Aim
Go through the material below and copy each line where the word "urinaire" appears.

Entries taken from a collection
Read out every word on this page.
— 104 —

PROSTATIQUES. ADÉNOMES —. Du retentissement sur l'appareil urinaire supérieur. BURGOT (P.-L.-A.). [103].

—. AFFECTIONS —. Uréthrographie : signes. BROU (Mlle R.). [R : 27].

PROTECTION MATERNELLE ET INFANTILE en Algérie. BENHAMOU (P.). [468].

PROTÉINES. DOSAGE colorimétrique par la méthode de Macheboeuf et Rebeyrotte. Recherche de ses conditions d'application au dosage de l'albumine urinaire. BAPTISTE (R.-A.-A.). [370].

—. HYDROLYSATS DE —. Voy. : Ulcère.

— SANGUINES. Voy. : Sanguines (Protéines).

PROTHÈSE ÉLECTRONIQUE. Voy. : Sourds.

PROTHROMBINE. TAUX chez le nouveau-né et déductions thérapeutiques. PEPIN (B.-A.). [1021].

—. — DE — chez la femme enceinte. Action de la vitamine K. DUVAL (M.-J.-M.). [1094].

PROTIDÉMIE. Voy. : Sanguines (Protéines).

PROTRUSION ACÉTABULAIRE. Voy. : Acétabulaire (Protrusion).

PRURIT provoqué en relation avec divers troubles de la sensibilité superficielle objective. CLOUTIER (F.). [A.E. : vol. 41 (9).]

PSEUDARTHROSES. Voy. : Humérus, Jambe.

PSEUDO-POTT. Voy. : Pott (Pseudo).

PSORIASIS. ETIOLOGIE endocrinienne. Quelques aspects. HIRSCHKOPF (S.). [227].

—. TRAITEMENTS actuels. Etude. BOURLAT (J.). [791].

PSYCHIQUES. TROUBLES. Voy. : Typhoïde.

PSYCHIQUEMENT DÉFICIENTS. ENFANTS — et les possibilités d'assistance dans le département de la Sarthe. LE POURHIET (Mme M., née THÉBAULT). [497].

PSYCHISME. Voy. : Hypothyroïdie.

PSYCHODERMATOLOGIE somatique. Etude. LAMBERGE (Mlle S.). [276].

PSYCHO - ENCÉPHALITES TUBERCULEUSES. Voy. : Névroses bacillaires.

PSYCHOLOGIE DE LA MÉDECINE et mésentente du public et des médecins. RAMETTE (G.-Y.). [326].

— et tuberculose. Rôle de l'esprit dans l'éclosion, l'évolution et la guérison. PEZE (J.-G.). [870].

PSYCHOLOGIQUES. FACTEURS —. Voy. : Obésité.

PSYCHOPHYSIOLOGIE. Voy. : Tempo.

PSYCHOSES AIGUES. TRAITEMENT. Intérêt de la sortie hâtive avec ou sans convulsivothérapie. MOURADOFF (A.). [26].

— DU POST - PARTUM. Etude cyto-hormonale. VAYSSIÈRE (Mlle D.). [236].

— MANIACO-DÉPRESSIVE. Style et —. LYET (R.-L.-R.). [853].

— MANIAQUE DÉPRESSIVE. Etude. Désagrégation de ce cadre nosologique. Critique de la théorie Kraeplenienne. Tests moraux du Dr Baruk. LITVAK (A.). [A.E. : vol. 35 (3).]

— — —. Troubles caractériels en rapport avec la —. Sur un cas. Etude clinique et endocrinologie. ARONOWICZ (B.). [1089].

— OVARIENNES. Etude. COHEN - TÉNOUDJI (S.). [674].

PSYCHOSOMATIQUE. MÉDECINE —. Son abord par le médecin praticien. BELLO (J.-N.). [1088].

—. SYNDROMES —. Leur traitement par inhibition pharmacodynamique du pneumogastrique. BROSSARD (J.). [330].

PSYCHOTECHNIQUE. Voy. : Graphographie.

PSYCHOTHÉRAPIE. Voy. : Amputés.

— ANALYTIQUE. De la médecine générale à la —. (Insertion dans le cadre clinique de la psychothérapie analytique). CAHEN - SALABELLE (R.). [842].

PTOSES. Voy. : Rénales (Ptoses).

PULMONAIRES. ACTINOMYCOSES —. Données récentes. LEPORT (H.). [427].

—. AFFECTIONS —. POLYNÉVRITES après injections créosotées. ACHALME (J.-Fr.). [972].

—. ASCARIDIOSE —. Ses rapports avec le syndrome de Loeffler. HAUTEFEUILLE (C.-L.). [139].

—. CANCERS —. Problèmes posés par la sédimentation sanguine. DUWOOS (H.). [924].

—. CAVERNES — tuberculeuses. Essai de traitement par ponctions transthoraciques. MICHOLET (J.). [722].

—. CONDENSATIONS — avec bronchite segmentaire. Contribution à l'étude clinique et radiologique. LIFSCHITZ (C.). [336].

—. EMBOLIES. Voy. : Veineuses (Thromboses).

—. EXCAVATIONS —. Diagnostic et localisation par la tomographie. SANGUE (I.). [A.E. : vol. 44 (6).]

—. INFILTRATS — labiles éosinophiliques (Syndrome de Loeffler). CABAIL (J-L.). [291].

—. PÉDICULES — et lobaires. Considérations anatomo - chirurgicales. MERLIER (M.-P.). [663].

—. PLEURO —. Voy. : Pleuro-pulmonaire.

Result for this task
PROSTATIQUES. ADÉNOMES —. Du retentissement sur l'appareil urinaire supérieur. BURGOT (P.-L.-A.). [103].
PROTÉINES. DOSAGE colorimétrique par la méthode de Macheboeuf et Rebeyrotte. Recherche de ses conditions d'application au dosage de l'albumine urinaire. BAPTISTE (R.-A.-A.). [370].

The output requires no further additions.